--- WRITTEN REQUEST A ---
Please sum up the sermon excerpt on hell and the gospel in two sentences.
--- WRITTEN REQUEST B ---
Carry on the sermon excerpt on hell and the gospel from the point where it ends.

This is called in Matthew 25 eternal. It may be that, but that’s not what makes it mainly terrible. God sentences people justly to everlasting torments. Revelation 14:11, “The smoke of their torments goes up forever and ever and ever.” The strongest Greek expression for eternity is used in John 14:11 to describe eternal suffering. That’s where I’m going, enslaved by my love affair with creation instead of God because God’s glory is so defamed, demeaned, I trample God’s glory and the infinite worth of his beauty under my feet every single day of my born-again life. Not to mention what I did before I was born again.

Have you ever, on any bright day in your life, loved God with all your heart and all your soul and all your mind and all your strength? I haven’t. Which means every day as a Christian, I deserve hell. That’s how valuable God’s glory is. You don’t measure the justice of eternal hell on the basis of eternal sinning. And if this is seventy years long and this is eternity, that doesn’t correspond and so this is unjust. It doesn’t work like that. The way you measure the seriousness of a crime is by the dignity of the one you assault and that dignity is infinite. So is the punishment for this crime. So there I am, hell-bound, enslaved, freely loving my darkness. It’s just so smooth and so warm and “Ah, it’s just a wonderful broach.” Unless something happens, what’s the solution?

The Gospel Is the Solution

The gospel is the solution. I want to spend the rest of our time in this message celebrating the gospel. If you want to open your Bibles, I’m going to read 1 Corinthians 15:1–5. Let me make sure you see the two things that have to be remedied in my life, in your life. One is my corruption, my love affair with darkness, my preference for the creature, and all the stuff that God has made more than I prefer God, so that every day I’m demeaning him and saying to him by my preferences, “You’re not as valuable as this to me.” That’s one thing that needs to be fixed, and the other one is God’s very angry about that and his wrath and his justice combine to appoint me to everlasting destruction.

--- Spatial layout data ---
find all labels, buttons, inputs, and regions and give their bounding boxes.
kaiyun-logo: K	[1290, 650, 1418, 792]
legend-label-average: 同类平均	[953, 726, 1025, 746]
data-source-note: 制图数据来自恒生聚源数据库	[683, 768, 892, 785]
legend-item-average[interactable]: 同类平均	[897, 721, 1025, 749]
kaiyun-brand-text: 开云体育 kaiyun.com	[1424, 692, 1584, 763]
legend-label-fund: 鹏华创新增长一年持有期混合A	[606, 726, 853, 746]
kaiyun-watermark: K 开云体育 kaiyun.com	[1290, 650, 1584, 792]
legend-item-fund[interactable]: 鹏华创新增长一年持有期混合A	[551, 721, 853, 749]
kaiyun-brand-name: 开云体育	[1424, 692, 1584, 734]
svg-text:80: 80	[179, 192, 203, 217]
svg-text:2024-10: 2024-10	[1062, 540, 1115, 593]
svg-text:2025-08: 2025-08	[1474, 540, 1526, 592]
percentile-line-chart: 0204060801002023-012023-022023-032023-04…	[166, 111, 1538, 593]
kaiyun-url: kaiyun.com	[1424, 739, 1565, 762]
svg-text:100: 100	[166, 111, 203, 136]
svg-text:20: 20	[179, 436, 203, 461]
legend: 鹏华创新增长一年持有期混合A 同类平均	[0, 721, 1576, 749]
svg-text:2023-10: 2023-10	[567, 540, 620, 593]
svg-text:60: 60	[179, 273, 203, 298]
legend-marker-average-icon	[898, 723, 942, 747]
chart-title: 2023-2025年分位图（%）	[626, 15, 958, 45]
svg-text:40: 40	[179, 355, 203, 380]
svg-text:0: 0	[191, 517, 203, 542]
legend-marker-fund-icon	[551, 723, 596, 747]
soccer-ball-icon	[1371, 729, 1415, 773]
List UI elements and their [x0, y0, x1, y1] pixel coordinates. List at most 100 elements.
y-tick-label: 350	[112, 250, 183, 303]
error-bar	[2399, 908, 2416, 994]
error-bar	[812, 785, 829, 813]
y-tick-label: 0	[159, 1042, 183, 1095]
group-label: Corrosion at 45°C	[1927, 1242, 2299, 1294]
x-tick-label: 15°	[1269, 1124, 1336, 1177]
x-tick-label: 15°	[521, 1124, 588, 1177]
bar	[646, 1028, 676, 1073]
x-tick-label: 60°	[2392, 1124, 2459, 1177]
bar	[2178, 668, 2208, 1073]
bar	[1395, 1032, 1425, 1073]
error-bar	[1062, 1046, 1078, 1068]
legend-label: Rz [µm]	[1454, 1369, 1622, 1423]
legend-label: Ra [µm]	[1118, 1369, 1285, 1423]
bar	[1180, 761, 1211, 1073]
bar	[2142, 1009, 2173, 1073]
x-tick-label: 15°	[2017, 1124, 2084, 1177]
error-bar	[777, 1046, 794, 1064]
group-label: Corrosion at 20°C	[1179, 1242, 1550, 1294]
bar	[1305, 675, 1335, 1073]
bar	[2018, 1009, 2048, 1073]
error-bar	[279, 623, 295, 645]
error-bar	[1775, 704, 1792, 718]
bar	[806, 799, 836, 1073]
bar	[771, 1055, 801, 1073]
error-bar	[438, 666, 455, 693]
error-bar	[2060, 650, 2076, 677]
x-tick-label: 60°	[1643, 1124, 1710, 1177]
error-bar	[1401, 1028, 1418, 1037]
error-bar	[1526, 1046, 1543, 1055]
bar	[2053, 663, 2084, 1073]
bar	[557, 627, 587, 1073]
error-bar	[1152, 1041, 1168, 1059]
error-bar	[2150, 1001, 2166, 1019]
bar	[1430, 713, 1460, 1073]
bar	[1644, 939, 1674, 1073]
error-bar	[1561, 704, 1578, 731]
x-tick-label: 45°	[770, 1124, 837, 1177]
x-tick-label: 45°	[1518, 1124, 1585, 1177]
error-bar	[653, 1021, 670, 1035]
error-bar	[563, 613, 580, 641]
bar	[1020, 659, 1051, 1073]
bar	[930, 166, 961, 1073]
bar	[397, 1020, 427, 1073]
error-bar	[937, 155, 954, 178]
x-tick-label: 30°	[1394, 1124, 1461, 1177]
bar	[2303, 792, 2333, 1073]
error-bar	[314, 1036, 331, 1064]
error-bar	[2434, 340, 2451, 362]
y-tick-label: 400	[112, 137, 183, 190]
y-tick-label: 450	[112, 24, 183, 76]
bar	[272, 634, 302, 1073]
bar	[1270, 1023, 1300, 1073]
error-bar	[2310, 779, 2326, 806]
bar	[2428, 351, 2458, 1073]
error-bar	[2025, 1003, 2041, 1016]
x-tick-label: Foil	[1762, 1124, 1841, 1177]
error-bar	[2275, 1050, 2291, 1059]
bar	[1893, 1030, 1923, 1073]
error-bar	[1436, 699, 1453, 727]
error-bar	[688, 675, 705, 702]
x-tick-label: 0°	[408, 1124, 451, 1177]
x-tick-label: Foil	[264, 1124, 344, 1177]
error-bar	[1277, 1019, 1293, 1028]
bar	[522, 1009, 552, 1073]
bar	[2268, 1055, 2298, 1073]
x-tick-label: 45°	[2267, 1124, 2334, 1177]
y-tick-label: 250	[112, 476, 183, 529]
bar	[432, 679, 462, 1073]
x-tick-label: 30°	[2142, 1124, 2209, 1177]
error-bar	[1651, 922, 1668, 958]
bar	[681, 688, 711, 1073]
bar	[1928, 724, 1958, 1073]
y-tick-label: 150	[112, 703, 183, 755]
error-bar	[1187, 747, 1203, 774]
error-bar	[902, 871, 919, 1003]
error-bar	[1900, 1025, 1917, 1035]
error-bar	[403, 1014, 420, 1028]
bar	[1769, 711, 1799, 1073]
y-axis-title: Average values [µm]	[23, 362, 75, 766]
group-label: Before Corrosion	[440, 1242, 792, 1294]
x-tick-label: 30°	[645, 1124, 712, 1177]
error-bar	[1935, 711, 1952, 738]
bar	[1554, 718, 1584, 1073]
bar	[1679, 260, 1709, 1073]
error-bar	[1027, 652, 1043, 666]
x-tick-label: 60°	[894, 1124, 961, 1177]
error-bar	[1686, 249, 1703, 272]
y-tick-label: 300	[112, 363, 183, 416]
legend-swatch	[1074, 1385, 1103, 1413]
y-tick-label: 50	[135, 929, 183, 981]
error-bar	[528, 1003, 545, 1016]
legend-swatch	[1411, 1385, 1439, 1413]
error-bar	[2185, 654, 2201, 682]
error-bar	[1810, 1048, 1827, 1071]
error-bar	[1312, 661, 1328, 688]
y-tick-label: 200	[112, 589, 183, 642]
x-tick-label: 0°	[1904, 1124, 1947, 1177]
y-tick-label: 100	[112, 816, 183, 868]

--- TASK ANSWER A ---
The speaker says that God justly sentences people to everlasting torments and that, having never loved God with all heart, soul, mind and strength, the speaker deserves hell every day as a Christian for trampling God's glory by preferring creation. The seriousness of that crime is measured by the infinite dignity of the one assaulted, and the gospel is presented as the solution to two problems: the speaker's love affair with darkness and God's wrath and justice that appoint the speaker to everlasting destruction.

--- TASK ANSWER B ---
So I’ve got an internal problem of corruption, and I’ve got an external problem of God’s wrath and justice and anger. The gospel is my deliverance on both counts. Let’s read 1 Corinthians 15:1–5:

Now I would remind you, brothers, of the gospel I preached to you, which you received, in which you stand, and by which you are being saved, if you hold fast to the word I preached to you — unless you believed in vain. For I delivered to you [here’s the definition of the gospel] as of first importance what I also received: that Christ died for our sins in accordance with the Scriptures, that he was buried, that he was raised on the third day in accordance with the Scriptures, and that he appeared to Cephas, then to the twelve.

The Gospel Defined

The gospel in that little summary has six parts. I’m going to blaze through these.

  1. The gospel is a plan according to the Scriptures, twice.
  2. The gospel is an event in history: Christ died and rose again.
  3. The gospel is an accomplishment through the event. Namely, Christ died for our sins. Something was accomplished with regard to my sins when Christ died.
  4. The gospel is a free offer to faith not works. Second Corinthians 15:2: “If you hold fast to the word I preached to you — unless you believed in vain.” Belief is the way you get in on this gospel event and accomplishment.
  5. The gospel is an application of what he accomplished to my personal life by which you are being saved.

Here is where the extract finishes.